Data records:
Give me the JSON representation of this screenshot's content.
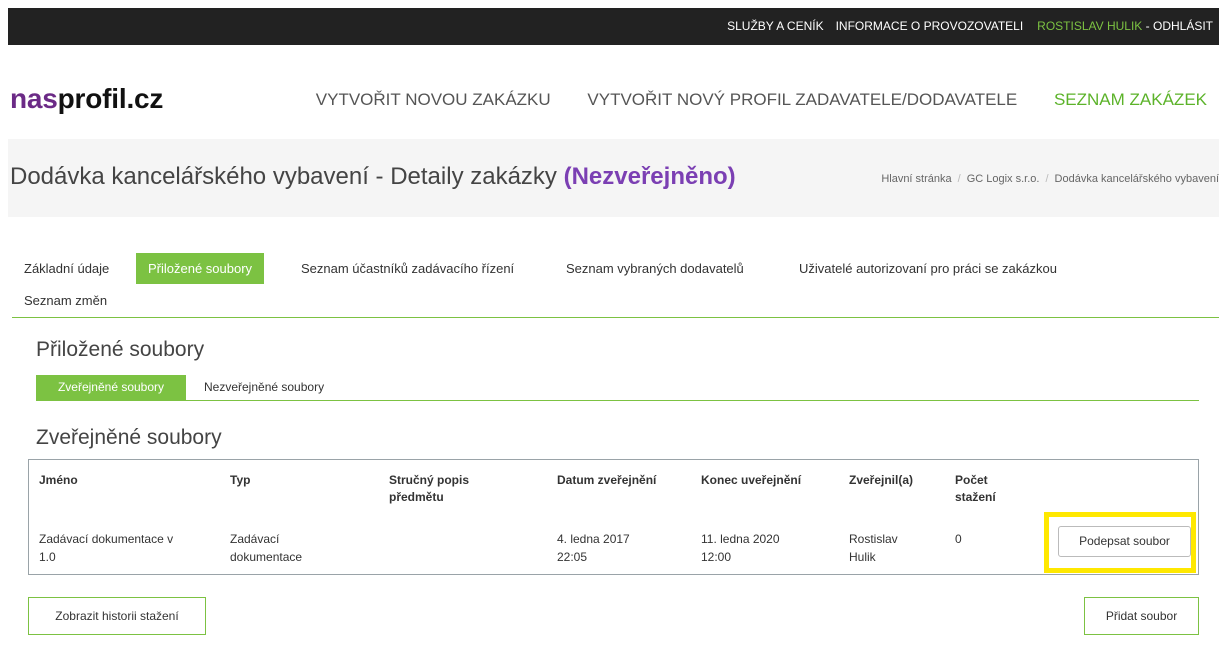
{
  "topbar": {
    "services": "SLUŽBY A CENÍK",
    "info": "INFORMACE O PROVOZOVATELI",
    "user": "ROSTISLAV HULIK",
    "separator": " - ",
    "logout": "ODHLÁSIT"
  },
  "logo": {
    "part1": "nas",
    "part2": "profil.cz"
  },
  "mainnav": {
    "create_tender": "VYTVOŘIT NOVOU ZAKÁZKU",
    "create_profile": "VYTVOŘIT NOVÝ PROFIL ZADAVATELE/DODAVATELE",
    "tender_list": "SEZNAM ZAKÁZEK"
  },
  "page": {
    "title": "Dodávka kancelářského vybavení - Detaily zakázky ",
    "status": "(Nezveřejněno)"
  },
  "breadcrumb": [
    "Hlavní stránka",
    "GC Logix s.r.o.",
    "Dodávka kancelářského vybavení"
  ],
  "breadcrumb_sep": "/",
  "tabs": {
    "basic": "Základní údaje",
    "attached": "Přiložené soubory",
    "participants": "Seznam účastníků zadávacího řízení",
    "selected": "Seznam vybraných dodavatelů",
    "authorized": "Uživatelé autorizovaní pro práci se zakázkou",
    "changes": "Seznam změn"
  },
  "section_title": "Přiložené soubory",
  "subtabs": {
    "published": "Zveřejněné soubory",
    "unpublished": "Nezveřejněné soubory"
  },
  "table_title": "Zveřejněné soubory",
  "table": {
    "headers": {
      "name": "Jméno",
      "type": "Typ",
      "desc_1": "Stručný popis",
      "desc_2": "předmětu",
      "published": "Datum zveřejnění",
      "end": "Konec uveřejnění",
      "by": "Zveřejnil(a)",
      "count_1": "Počet",
      "count_2": "stažení"
    },
    "rows": [
      {
        "name_1": "Zadávací dokumentace v",
        "name_2": "1.0",
        "type_1": "Zadávací",
        "type_2": "dokumentace",
        "desc": "",
        "published_1": "4. ledna 2017",
        "published_2": "22:05",
        "end_1": "11. ledna 2020",
        "end_2": "12:00",
        "by_1": "Rostislav",
        "by_2": "Hulik",
        "count": "0",
        "action": "Podepsat soubor"
      }
    ]
  },
  "buttons": {
    "history": "Zobrazit historii stažení",
    "add_file": "Přidat soubor"
  },
  "colors": {
    "accent_green": "#7cc242",
    "status_purple": "#7b3fb3",
    "logo_purple": "#6b2a86",
    "highlight_yellow": "#ffe800",
    "topbar_bg": "#222222"
  }
}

TO DO: From the listing above, copy every line that includes the word "kancelářského".

ANSWER TO THIS TASK:
    "title": "Dodávka kancelářského vybavení - Detaily zakázky ",
    "Dodávka kancelářského vybavení"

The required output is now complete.